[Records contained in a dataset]
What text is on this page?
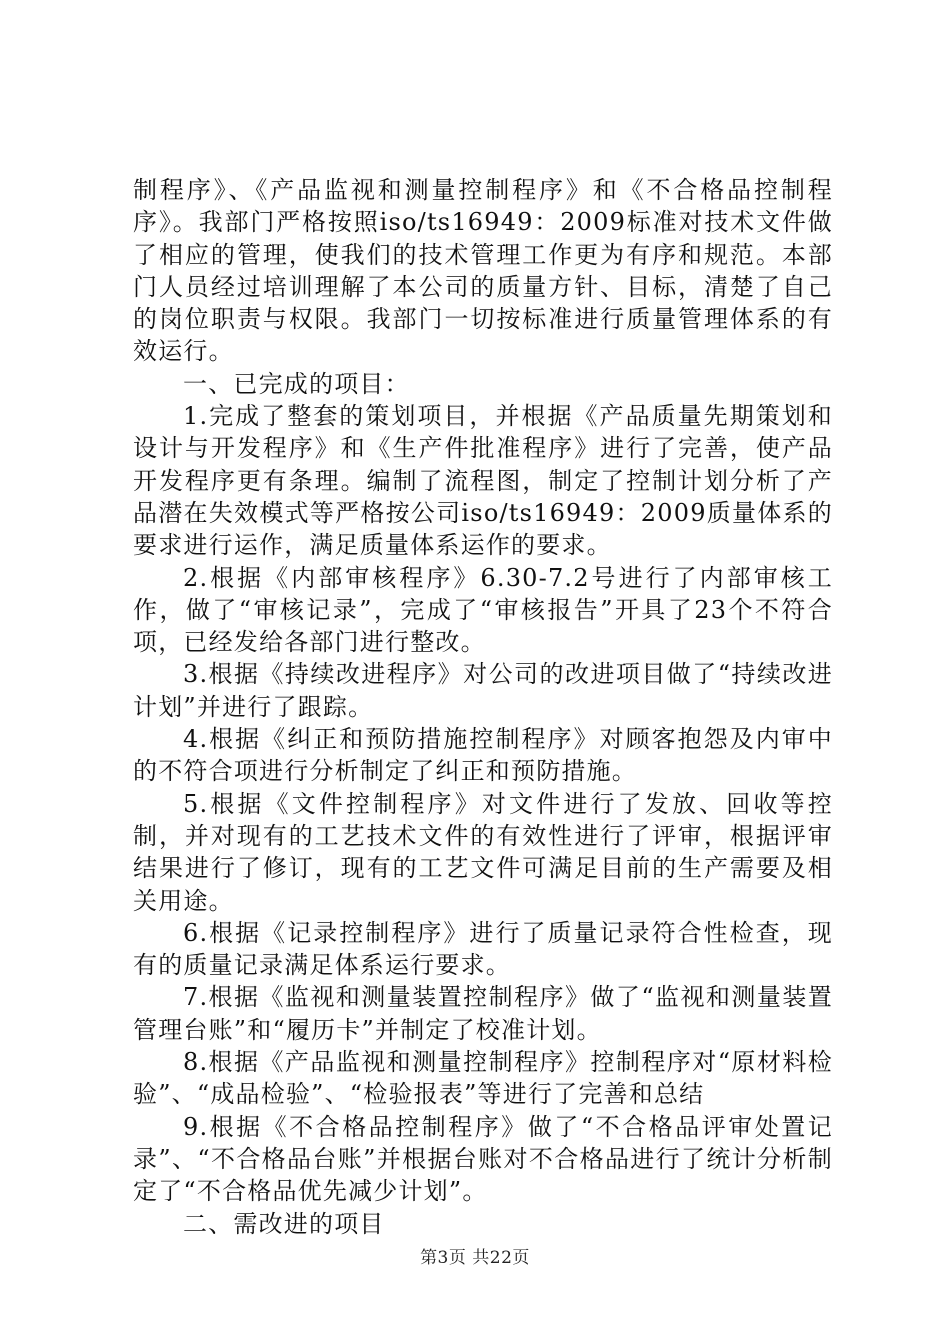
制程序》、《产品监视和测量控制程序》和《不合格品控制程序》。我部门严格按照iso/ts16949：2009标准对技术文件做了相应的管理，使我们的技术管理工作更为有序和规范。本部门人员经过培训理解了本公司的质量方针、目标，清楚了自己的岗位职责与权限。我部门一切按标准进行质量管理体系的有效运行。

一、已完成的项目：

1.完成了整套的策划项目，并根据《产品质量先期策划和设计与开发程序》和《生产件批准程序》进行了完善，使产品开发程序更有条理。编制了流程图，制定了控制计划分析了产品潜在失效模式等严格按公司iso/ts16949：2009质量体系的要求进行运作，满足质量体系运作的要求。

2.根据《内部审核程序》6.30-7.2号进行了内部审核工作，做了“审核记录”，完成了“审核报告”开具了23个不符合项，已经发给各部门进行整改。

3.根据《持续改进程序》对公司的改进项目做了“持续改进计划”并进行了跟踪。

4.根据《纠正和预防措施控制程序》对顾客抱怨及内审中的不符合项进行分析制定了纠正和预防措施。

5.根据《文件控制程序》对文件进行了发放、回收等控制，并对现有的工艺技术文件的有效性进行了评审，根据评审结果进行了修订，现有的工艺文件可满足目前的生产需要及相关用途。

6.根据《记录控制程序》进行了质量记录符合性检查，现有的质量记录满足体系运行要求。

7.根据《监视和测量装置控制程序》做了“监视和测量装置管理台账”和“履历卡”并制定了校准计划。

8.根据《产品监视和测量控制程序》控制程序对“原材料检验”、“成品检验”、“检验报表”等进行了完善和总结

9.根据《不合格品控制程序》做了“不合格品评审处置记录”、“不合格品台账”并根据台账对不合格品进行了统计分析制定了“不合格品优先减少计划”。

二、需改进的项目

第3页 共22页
--
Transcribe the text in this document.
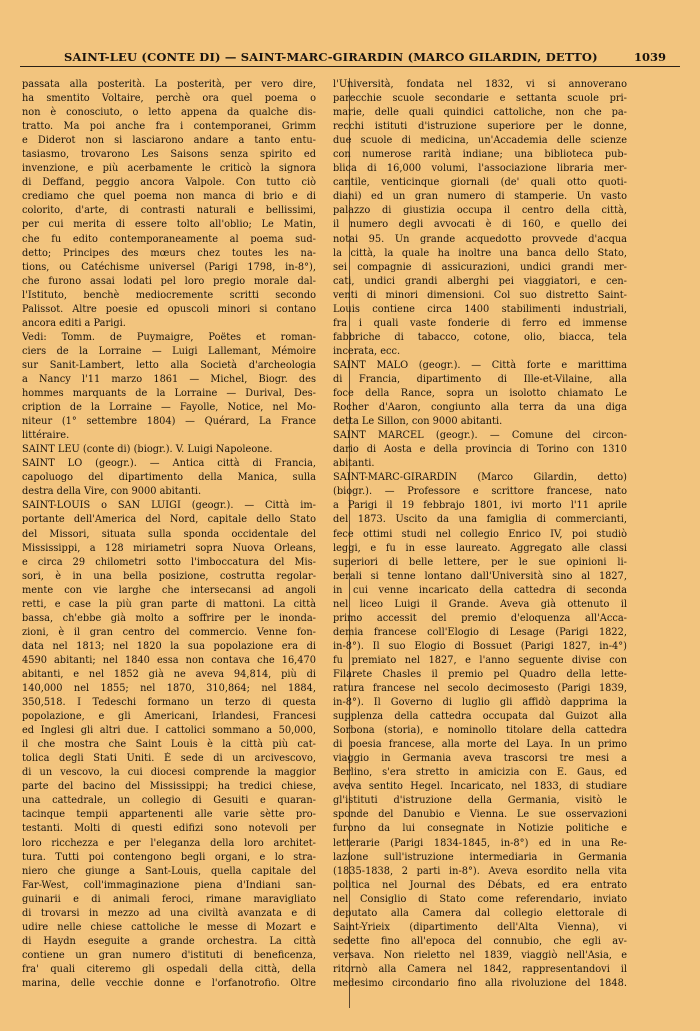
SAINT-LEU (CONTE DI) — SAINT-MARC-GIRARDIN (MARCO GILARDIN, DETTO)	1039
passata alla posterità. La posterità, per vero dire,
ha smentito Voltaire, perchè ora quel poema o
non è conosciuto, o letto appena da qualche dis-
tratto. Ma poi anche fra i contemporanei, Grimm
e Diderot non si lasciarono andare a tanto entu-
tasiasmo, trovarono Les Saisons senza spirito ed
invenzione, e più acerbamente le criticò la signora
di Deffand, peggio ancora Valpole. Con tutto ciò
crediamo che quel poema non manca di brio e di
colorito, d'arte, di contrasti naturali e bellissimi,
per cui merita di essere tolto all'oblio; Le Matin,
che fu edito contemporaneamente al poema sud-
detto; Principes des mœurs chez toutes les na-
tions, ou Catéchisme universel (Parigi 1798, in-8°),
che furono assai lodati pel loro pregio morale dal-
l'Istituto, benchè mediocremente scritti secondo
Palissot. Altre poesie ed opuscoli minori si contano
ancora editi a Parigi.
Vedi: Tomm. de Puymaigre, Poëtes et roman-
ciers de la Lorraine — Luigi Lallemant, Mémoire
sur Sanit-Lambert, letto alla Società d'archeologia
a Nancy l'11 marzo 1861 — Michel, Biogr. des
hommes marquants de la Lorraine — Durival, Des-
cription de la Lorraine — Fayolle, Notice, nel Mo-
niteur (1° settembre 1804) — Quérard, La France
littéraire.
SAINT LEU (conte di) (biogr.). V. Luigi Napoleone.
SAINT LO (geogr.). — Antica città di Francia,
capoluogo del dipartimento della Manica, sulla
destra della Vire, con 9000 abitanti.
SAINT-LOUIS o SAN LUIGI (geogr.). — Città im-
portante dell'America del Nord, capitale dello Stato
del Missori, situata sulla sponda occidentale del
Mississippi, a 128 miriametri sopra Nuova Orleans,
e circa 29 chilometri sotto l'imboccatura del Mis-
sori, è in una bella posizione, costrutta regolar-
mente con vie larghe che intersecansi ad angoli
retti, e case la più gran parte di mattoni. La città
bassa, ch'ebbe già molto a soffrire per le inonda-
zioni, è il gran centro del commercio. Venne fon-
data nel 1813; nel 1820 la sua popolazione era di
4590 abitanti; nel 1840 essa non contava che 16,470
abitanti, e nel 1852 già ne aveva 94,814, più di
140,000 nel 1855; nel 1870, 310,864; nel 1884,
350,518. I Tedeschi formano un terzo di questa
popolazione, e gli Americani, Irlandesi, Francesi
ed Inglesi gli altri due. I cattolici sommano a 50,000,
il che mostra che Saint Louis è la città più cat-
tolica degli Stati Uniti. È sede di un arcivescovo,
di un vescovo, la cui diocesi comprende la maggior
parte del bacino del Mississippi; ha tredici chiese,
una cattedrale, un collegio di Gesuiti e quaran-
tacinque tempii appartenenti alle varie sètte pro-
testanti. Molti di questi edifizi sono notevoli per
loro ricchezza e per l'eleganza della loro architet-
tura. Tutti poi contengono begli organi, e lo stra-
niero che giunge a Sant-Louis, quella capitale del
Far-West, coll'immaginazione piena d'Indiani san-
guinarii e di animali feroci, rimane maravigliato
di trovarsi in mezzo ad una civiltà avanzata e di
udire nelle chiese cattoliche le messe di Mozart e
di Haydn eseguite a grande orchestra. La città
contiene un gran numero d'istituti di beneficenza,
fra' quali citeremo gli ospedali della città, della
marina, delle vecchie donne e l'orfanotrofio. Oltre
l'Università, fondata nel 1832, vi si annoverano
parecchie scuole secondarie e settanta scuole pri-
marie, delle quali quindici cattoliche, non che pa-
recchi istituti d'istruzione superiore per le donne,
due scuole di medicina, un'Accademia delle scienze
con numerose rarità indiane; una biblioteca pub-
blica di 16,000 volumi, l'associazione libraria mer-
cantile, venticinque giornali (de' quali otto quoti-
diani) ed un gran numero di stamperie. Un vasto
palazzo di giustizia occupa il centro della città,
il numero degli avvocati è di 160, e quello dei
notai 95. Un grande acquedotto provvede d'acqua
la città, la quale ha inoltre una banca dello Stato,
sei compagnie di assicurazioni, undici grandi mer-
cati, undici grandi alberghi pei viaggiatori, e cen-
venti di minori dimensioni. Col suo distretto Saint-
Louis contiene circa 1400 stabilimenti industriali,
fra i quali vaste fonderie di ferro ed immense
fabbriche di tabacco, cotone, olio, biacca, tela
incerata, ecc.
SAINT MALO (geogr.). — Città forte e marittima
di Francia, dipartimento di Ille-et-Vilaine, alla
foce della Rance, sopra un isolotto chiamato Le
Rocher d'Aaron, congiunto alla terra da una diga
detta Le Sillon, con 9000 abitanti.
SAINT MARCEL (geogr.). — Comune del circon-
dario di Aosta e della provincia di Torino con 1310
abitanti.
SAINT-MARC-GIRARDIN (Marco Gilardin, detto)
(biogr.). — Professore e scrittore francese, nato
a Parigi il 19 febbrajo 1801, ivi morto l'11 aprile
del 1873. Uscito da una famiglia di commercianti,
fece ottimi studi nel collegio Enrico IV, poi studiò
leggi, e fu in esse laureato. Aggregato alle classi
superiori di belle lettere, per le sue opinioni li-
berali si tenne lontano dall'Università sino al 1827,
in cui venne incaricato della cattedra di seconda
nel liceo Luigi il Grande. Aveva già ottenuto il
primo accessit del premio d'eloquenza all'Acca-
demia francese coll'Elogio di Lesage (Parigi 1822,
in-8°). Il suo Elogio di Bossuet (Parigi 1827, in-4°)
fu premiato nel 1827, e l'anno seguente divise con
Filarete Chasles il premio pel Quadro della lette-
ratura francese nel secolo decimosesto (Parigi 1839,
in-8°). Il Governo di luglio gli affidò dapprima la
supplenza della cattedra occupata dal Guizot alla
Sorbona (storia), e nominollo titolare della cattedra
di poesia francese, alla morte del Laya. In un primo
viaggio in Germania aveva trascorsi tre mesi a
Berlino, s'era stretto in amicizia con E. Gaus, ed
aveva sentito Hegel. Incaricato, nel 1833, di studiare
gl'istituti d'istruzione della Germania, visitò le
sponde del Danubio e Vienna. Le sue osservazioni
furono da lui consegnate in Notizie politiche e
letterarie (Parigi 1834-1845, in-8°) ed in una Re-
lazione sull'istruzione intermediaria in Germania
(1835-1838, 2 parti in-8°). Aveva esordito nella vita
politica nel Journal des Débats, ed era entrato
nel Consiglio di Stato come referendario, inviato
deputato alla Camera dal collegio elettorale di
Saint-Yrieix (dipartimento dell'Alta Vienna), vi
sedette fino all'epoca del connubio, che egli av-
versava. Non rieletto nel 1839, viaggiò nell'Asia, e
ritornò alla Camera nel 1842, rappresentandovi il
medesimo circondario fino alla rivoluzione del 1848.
==
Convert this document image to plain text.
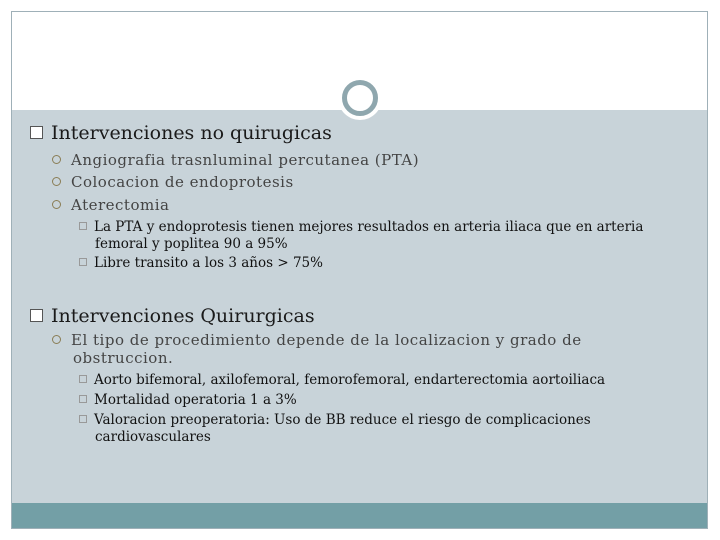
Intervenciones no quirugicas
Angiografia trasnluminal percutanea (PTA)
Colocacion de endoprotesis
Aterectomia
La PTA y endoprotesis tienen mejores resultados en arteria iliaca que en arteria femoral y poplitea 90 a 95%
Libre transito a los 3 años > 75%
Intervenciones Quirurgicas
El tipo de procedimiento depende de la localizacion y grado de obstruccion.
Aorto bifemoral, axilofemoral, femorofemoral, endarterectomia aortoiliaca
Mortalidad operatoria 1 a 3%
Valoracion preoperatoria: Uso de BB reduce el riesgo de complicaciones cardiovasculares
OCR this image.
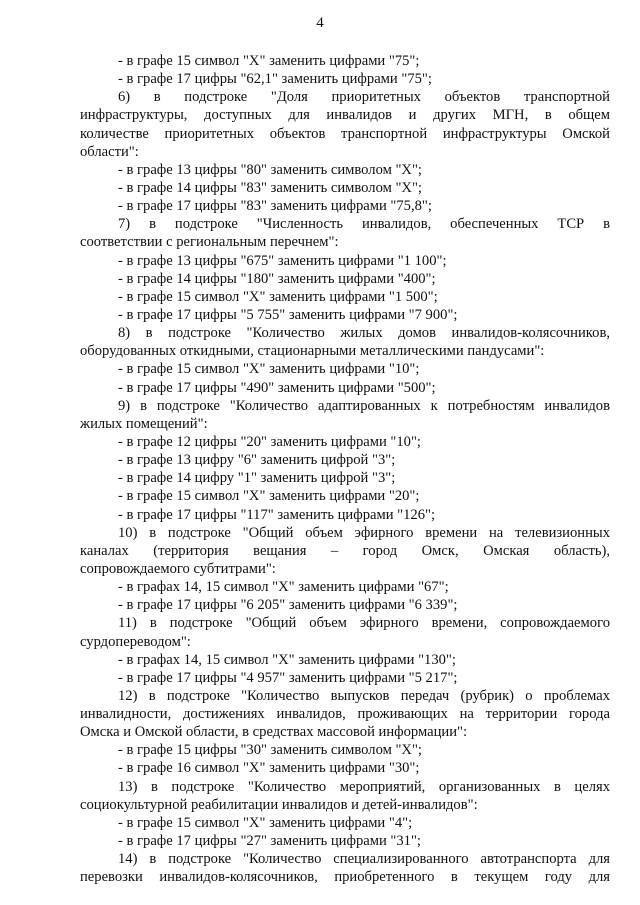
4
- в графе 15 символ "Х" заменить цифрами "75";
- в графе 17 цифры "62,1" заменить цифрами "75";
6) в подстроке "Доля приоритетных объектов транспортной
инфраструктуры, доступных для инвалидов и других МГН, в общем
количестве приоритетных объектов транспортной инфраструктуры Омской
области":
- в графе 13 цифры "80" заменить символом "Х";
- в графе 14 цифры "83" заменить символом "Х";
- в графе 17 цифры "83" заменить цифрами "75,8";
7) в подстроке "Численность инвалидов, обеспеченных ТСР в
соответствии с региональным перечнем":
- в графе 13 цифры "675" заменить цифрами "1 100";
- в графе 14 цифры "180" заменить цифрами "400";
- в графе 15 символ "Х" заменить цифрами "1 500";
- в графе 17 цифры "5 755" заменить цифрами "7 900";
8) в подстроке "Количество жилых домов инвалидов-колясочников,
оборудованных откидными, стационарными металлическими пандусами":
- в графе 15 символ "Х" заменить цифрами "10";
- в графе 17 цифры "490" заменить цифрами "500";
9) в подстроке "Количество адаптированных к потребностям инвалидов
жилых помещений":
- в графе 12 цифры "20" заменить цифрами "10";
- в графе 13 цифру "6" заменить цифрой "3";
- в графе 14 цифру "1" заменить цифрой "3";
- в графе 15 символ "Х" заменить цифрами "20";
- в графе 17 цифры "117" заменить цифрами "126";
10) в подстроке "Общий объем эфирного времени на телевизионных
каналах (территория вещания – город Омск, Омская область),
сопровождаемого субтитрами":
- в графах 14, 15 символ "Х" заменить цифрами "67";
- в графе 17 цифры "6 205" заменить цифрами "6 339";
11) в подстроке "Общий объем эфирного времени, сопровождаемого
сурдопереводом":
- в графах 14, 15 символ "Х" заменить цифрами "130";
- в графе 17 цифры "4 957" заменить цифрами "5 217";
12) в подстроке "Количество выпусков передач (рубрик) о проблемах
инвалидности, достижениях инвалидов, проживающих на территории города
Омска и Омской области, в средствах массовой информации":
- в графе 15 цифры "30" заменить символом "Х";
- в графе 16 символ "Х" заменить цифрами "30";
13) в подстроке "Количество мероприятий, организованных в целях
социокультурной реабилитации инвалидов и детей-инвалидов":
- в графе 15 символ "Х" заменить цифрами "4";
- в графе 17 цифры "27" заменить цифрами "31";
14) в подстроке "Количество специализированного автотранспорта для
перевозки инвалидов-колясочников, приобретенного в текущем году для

### [PROBLEM]
From the records above, report the count of lines containing "this" and nothing more.

### [EXERCISE ANSWER]
4